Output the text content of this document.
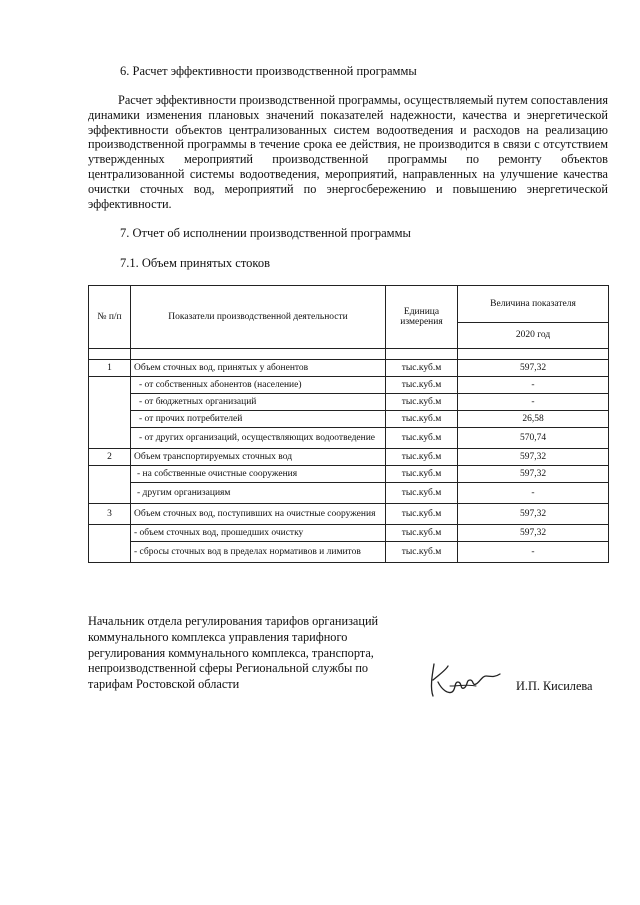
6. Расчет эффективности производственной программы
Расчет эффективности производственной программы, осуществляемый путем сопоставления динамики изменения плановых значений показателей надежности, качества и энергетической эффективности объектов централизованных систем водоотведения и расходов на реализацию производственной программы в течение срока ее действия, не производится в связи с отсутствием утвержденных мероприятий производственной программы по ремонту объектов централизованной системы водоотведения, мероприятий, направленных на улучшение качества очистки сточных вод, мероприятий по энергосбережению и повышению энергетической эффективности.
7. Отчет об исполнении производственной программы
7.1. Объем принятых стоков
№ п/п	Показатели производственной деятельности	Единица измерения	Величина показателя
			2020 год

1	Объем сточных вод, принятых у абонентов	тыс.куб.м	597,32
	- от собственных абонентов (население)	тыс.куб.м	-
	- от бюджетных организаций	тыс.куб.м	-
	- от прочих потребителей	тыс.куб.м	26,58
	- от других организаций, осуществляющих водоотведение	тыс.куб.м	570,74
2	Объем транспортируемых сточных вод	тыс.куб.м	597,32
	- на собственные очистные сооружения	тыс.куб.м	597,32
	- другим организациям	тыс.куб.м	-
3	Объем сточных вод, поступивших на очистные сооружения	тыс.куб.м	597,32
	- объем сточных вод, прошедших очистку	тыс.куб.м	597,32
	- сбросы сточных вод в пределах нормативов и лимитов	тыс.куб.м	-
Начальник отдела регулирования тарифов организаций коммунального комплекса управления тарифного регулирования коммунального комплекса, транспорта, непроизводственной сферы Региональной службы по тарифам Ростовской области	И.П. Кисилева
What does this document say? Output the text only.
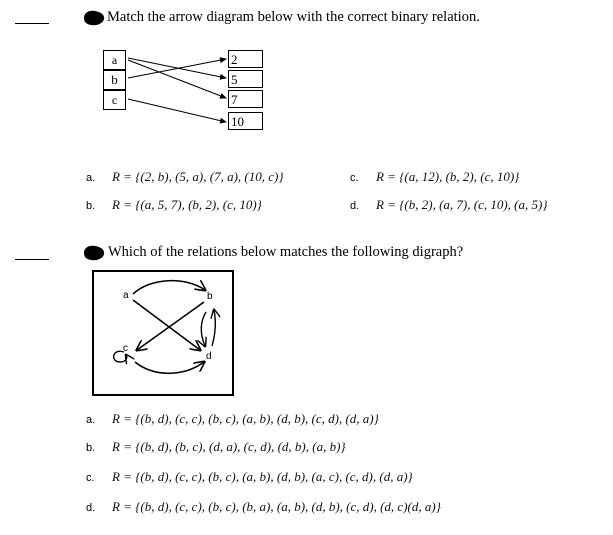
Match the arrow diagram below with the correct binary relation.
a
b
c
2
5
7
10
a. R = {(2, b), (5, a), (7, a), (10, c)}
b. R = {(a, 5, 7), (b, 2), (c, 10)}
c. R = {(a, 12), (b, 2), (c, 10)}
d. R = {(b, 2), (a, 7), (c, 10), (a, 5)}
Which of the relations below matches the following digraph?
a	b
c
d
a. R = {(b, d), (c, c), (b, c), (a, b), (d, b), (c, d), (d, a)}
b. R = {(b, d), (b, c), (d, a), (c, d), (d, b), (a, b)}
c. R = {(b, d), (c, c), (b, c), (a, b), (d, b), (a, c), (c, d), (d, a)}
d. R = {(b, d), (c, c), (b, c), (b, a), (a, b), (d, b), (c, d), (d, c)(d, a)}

....

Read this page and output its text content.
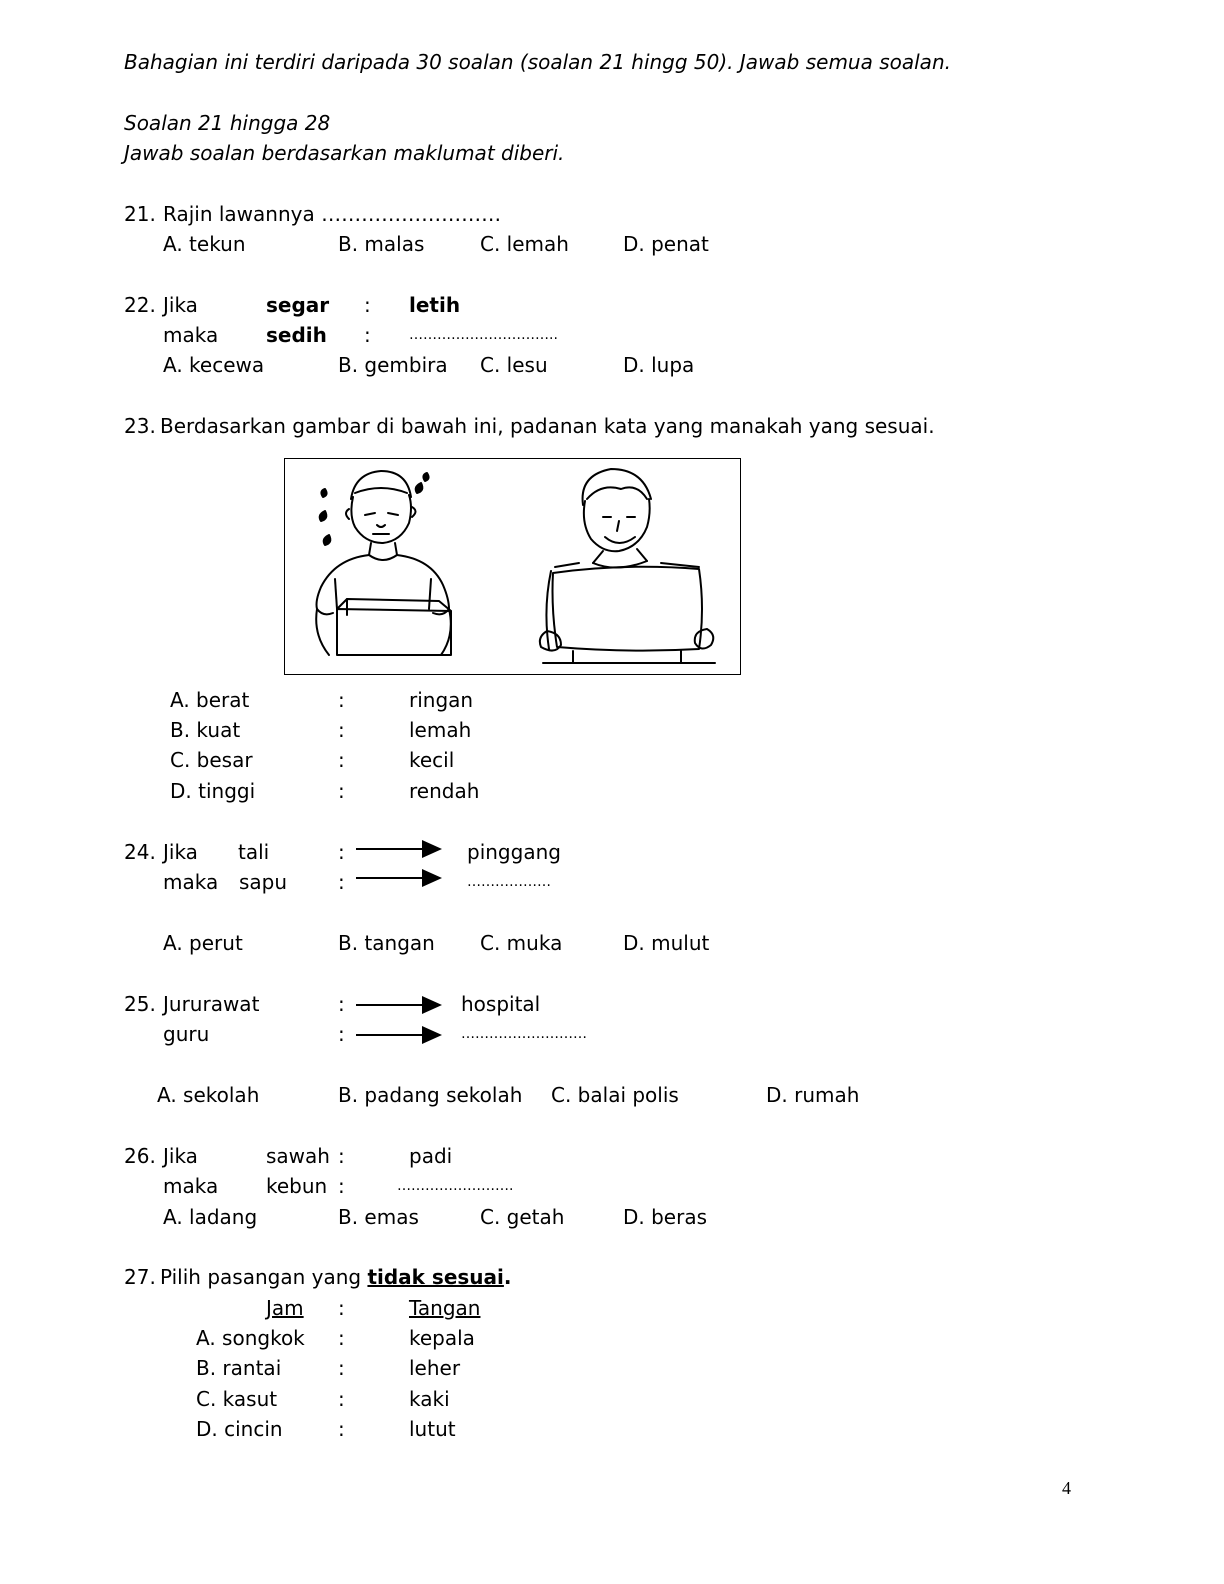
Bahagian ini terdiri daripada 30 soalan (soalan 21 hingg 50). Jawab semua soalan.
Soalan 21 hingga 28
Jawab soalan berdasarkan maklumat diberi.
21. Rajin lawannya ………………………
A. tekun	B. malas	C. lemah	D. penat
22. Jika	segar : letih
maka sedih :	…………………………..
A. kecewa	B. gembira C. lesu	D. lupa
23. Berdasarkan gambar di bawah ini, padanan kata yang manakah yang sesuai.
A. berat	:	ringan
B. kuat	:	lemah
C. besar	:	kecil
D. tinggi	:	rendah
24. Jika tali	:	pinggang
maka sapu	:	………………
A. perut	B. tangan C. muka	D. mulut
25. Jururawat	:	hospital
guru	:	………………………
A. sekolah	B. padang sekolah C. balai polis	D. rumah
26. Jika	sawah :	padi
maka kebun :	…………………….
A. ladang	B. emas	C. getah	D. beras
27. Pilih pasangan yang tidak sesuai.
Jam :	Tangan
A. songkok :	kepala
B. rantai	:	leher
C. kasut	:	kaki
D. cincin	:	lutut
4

....

Collect every line above that contains the word "Jawab".

* EXERCISE OUTPUT *
Bahagian ini terdiri daripada 30 soalan (soalan 21 hingg 50). Jawab semua soalan.
Jawab soalan berdasarkan maklumat diberi.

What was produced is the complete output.